- **Given request**: Could every line of the data be printed exactly as it reads?

━━━ Stored rows ━━━

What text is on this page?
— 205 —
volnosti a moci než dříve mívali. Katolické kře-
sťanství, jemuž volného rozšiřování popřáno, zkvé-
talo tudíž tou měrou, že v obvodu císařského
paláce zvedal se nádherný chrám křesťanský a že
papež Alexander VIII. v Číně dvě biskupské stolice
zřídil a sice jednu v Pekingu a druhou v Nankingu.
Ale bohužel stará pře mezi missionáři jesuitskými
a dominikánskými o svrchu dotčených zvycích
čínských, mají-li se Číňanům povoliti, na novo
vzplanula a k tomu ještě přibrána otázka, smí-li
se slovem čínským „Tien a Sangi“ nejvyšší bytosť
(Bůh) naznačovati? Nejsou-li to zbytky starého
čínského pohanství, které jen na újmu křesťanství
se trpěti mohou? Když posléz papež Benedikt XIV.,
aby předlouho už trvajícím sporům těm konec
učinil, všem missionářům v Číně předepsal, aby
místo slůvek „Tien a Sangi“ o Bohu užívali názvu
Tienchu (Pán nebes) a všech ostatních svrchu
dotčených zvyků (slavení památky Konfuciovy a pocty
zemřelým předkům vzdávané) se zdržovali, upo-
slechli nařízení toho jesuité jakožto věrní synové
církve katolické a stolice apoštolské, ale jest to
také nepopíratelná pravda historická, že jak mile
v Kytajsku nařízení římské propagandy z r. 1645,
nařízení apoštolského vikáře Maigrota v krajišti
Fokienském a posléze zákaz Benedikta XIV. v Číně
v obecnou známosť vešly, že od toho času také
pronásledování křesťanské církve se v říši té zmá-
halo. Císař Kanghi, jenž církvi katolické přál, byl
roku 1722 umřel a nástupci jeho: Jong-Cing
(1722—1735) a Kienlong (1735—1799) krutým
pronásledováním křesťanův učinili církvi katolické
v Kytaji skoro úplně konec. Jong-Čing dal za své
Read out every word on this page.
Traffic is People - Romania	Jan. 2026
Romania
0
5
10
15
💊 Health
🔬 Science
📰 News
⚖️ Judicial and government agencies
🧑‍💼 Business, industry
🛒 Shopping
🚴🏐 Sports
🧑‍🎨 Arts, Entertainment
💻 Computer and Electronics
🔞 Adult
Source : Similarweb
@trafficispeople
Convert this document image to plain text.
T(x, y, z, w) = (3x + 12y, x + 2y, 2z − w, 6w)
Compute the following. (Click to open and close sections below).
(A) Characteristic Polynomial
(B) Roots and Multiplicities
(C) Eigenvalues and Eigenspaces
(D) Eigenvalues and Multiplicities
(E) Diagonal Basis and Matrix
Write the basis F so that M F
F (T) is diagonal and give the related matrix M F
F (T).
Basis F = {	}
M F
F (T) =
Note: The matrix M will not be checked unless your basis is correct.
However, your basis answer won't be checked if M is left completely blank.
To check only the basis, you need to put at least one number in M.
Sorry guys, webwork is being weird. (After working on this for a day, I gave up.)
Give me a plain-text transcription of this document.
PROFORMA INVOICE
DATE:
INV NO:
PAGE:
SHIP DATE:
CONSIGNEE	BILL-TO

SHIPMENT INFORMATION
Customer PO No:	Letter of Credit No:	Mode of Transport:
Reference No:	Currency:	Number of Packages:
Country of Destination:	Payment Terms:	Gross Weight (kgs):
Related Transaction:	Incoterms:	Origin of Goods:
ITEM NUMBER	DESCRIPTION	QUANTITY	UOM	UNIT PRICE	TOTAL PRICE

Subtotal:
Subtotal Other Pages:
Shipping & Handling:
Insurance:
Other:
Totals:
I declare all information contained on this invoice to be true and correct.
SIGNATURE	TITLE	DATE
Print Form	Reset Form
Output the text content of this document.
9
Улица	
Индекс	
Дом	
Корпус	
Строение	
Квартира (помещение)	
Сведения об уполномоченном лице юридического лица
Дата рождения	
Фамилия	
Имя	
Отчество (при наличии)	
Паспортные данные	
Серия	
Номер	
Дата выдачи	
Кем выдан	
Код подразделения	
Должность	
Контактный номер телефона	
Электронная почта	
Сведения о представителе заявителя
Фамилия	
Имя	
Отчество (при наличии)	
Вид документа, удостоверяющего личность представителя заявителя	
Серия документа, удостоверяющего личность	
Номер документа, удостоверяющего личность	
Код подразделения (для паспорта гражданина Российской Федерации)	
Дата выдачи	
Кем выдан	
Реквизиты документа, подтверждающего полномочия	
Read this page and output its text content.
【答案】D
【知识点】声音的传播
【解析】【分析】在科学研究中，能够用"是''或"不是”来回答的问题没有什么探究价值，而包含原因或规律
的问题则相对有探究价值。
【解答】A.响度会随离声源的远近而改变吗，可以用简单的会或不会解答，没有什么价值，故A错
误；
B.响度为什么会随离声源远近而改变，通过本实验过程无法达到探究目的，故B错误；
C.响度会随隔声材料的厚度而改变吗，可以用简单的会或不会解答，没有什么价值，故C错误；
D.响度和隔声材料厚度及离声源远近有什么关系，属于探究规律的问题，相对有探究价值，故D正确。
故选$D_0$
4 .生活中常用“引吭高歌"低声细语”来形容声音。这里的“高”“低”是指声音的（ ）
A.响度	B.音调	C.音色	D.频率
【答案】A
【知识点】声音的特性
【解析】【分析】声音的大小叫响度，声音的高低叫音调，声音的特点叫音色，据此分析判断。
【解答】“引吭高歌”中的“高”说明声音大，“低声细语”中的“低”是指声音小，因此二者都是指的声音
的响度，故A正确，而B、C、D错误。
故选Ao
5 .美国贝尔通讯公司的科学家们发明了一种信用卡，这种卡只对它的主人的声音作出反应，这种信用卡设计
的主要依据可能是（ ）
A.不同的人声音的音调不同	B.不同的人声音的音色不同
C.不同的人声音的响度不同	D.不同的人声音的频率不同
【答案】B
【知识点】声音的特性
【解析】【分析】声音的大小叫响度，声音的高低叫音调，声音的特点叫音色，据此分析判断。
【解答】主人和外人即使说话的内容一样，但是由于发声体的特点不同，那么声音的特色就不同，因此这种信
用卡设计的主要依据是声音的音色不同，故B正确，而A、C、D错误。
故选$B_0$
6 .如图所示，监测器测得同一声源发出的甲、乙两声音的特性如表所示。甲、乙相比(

━━━

- **Answer in full**:
What text is on this page?
— 205 —
volnosti a moci než dříve mívali. Katolické kře-
sťanství, jemuž volného rozšiřování popřáno, zkvé-
talo tudíž tou měrou, že v obvodu císařského
paláce zvedal se nádherný chrám křesťanský a že
papež Alexander VIII. v Číně dvě biskupské stolice
zřídil a sice jednu v Pekingu a druhou v Nankingu.
Ale bohužel stará pře mezi missionáři jesuitskými
a dominikánskými o svrchu dotčených zvycích
čínských, mají-li se Číňanům povoliti, na novo
vzplanula a k tomu ještě přibrána otázka, smí-li
se slovem čínským „Tien a Sangi“ nejvyšší bytosť
(Bůh) naznačovati? Nejsou-li to zbytky starého
čínského pohanství, které jen na újmu křesťanství
se trpěti mohou? Když posléz papež Benedikt XIV.,
aby předlouho už trvajícím sporům těm konec
učinil, všem missionářům v Číně předepsal, aby
místo slůvek „Tien a Sangi“ o Bohu užívali názvu
Tienchu (Pán nebes) a všech ostatních svrchu
dotčených zvyků (slavení památky Konfuciovy a pocty
zemřelým předkům vzdávané) se zdržovali, upo-
slechli nařízení toho jesuité jakožto věrní synové
církve katolické a stolice apoštolské, ale jest to
také nepopíratelná pravda historická, že jak mile
v Kytajsku nařízení římské propagandy z r. 1645,
nařízení apoštolského vikáře Maigrota v krajišti
Fokienském a posléze zákaz Benedikta XIV. v Číně
v obecnou známosť vešly, že od toho času také
pronásledování křesťanské církve se v říši té zmá-
halo. Císař Kanghi, jenž církvi katolické přál, byl
roku 1722 umřel a nástupci jeho: Jong-Cing
(1722—1735) a Kienlong (1735—1799) krutým
pronásledováním křesťanův učinili církvi katolické
v Kytaji skoro úplně konec. Jong-Čing dal za své
Read out every word on this page.
Traffic is People - Romania	Jan. 2026
Romania
0
5
10
15
💊 Health
🔬 Science
📰 News
⚖️ Judicial and government agencies
🧑‍💼 Business, industry
🛒 Shopping
🚴🏐 Sports
🧑‍🎨 Arts, Entertainment
💻 Computer and Electronics
🔞 Adult
Source : Similarweb
@trafficispeople
Convert this document image to plain text.
T(x, y, z, w) = (3x + 12y, x + 2y, 2z − w, 6w)
Compute the following. (Click to open and close sections below).
(A) Characteristic Polynomial
(B) Roots and Multiplicities
(C) Eigenvalues and Eigenspaces
(D) Eigenvalues and Multiplicities
(E) Diagonal Basis and Matrix
Write the basis F so that M F
F (T) is diagonal and give the related matrix M F
F (T).
Basis F = {	}
M F
F (T) =
Note: The matrix M will not be checked unless your basis is correct.
However, your basis answer won't be checked if M is left completely blank.
To check only the basis, you need to put at least one number in M.
Sorry guys, webwork is being weird. (After working on this for a day, I gave up.)
Give me a plain-text transcription of this document.
PROFORMA INVOICE
DATE:
INV NO:
PAGE:
SHIP DATE:
CONSIGNEE	BILL-TO

SHIPMENT INFORMATION
Customer PO No:	Letter of Credit No:	Mode of Transport:
Reference No:	Currency:	Number of Packages:
Country of Destination:	Payment Terms:	Gross Weight (kgs):
Related Transaction:	Incoterms:	Origin of Goods:
ITEM NUMBER	DESCRIPTION	QUANTITY	UOM	UNIT PRICE	TOTAL PRICE

Subtotal:
Subtotal Other Pages:
Shipping & Handling:
Insurance:
Other:
Totals:
I declare all information contained on this invoice to be true and correct.
SIGNATURE	TITLE	DATE
Print Form	Reset Form
Output the text content of this document.
9
Улица	
Индекс	
Дом	
Корпус	
Строение	
Квартира (помещение)	
Сведения об уполномоченном лице юридического лица
Дата рождения	
Фамилия	
Имя	
Отчество (при наличии)	
Паспортные данные	
Серия	
Номер	
Дата выдачи	
Кем выдан	
Код подразделения	
Должность	
Контактный номер телефона	
Электронная почта	
Сведения о представителе заявителя
Фамилия	
Имя	
Отчество (при наличии)	
Вид документа, удостоверяющего личность представителя заявителя	
Серия документа, удостоверяющего личность	
Номер документа, удостоверяющего личность	
Код подразделения (для паспорта гражданина Российской Федерации)	
Дата выдачи	
Кем выдан	
Реквизиты документа, подтверждающего полномочия	
Read this page and output its text content.
【答案】D
【知识点】声音的传播
【解析】【分析】在科学研究中，能够用"是''或"不是”来回答的问题没有什么探究价值，而包含原因或规律
的问题则相对有探究价值。
【解答】A.响度会随离声源的远近而改变吗，可以用简单的会或不会解答，没有什么价值，故A错
误；
B.响度为什么会随离声源远近而改变，通过本实验过程无法达到探究目的，故B错误；
C.响度会随隔声材料的厚度而改变吗，可以用简单的会或不会解答，没有什么价值，故C错误；
D.响度和隔声材料厚度及离声源远近有什么关系，属于探究规律的问题，相对有探究价值，故D正确。
故选$D_0$
4 .生活中常用“引吭高歌"低声细语”来形容声音。这里的“高”“低”是指声音的（ ）
A.响度	B.音调	C.音色	D.频率
【答案】A
【知识点】声音的特性
【解析】【分析】声音的大小叫响度，声音的高低叫音调，声音的特点叫音色，据此分析判断。
【解答】“引吭高歌”中的“高”说明声音大，“低声细语”中的“低”是指声音小，因此二者都是指的声音
的响度，故A正确，而B、C、D错误。
故选Ao
5 .美国贝尔通讯公司的科学家们发明了一种信用卡，这种卡只对它的主人的声音作出反应，这种信用卡设计
的主要依据可能是（ ）
A.不同的人声音的音调不同	B.不同的人声音的音色不同
C.不同的人声音的响度不同	D.不同的人声音的频率不同
【答案】B
【知识点】声音的特性
【解析】【分析】声音的大小叫响度，声音的高低叫音调，声音的特点叫音色，据此分析判断。
【解答】主人和外人即使说话的内容一样，但是由于发声体的特点不同，那么声音的特色就不同，因此这种信
用卡设计的主要依据是声音的音色不同，故B正确，而A、C、D错误。
故选$B_0$
6 .如图所示，监测器测得同一声源发出的甲、乙两声音的特性如表所示。甲、乙相比(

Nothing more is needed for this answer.